(Dataset records)
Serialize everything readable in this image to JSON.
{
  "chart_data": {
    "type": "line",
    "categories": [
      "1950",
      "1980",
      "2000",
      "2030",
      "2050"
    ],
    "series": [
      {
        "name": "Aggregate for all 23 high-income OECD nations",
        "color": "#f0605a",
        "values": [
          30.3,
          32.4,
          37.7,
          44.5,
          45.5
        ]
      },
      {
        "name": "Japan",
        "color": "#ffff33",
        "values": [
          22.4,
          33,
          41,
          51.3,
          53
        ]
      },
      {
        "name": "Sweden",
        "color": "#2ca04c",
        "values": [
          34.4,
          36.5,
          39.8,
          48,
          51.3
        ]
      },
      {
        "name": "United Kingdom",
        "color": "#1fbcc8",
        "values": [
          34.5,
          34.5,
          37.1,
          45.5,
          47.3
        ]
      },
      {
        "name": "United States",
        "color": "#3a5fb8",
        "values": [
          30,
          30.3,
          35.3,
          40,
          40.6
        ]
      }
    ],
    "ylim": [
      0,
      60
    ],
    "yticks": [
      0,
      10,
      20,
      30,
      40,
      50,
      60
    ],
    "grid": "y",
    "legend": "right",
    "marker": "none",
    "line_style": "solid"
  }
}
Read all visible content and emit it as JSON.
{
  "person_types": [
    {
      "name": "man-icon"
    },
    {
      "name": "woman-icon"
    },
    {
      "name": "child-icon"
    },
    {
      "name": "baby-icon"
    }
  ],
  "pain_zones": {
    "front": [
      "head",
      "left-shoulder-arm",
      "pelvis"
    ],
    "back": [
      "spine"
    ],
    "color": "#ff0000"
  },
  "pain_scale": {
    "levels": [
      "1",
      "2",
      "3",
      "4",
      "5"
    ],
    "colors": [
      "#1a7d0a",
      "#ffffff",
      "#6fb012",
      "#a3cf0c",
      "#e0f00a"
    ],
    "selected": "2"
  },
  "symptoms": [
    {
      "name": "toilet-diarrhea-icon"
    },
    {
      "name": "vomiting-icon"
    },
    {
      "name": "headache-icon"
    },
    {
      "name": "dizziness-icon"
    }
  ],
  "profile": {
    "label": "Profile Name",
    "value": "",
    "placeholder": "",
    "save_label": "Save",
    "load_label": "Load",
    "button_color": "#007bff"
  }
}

The exercise:
Exactly as they are written, print the entries again.

Correct answer:
Serialize everything readable in this image to JSON.
{
  "chart_data": {
    "type": "line",
    "categories": [
      "1950",
      "1980",
      "2000",
      "2030",
      "2050"
    ],
    "series": [
      {
        "name": "Aggregate for all 23 high-income OECD nations",
        "color": "#f0605a",
        "values": [
          30.3,
          32.4,
          37.7,
          44.5,
          45.5
        ]
      },
      {
        "name": "Japan",
        "color": "#ffff33",
        "values": [
          22.4,
          33,
          41,
          51.3,
          53
        ]
      },
      {
        "name": "Sweden",
        "color": "#2ca04c",
        "values": [
          34.4,
          36.5,
          39.8,
          48,
          51.3
        ]
      },
      {
        "name": "United Kingdom",
        "color": "#1fbcc8",
        "values": [
          34.5,
          34.5,
          37.1,
          45.5,
          47.3
        ]
      },
      {
        "name": "United States",
        "color": "#3a5fb8",
        "values": [
          30,
          30.3,
          35.3,
          40,
          40.6
        ]
      }
    ],
    "ylim": [
      0,
      60
    ],
    "yticks": [
      0,
      10,
      20,
      30,
      40,
      50,
      60
    ],
    "grid": "y",
    "legend": "right",
    "marker": "none",
    "line_style": "solid"
  }
}
Read all visible content and emit it as JSON.
{
  "person_types": [
    {
      "name": "man-icon"
    },
    {
      "name": "woman-icon"
    },
    {
      "name": "child-icon"
    },
    {
      "name": "baby-icon"
    }
  ],
  "pain_zones": {
    "front": [
      "head",
      "left-shoulder-arm",
      "pelvis"
    ],
    "back": [
      "spine"
    ],
    "color": "#ff0000"
  },
  "pain_scale": {
    "levels": [
      "1",
      "2",
      "3",
      "4",
      "5"
    ],
    "colors": [
      "#1a7d0a",
      "#ffffff",
      "#6fb012",
      "#a3cf0c",
      "#e0f00a"
    ],
    "selected": "2"
  },
  "symptoms": [
    {
      "name": "toilet-diarrhea-icon"
    },
    {
      "name": "vomiting-icon"
    },
    {
      "name": "headache-icon"
    },
    {
      "name": "dizziness-icon"
    }
  ],
  "profile": {
    "label": "Profile Name",
    "value": "",
    "placeholder": "",
    "save_label": "Save",
    "load_label": "Load",
    "button_color": "#007bff"
  }
}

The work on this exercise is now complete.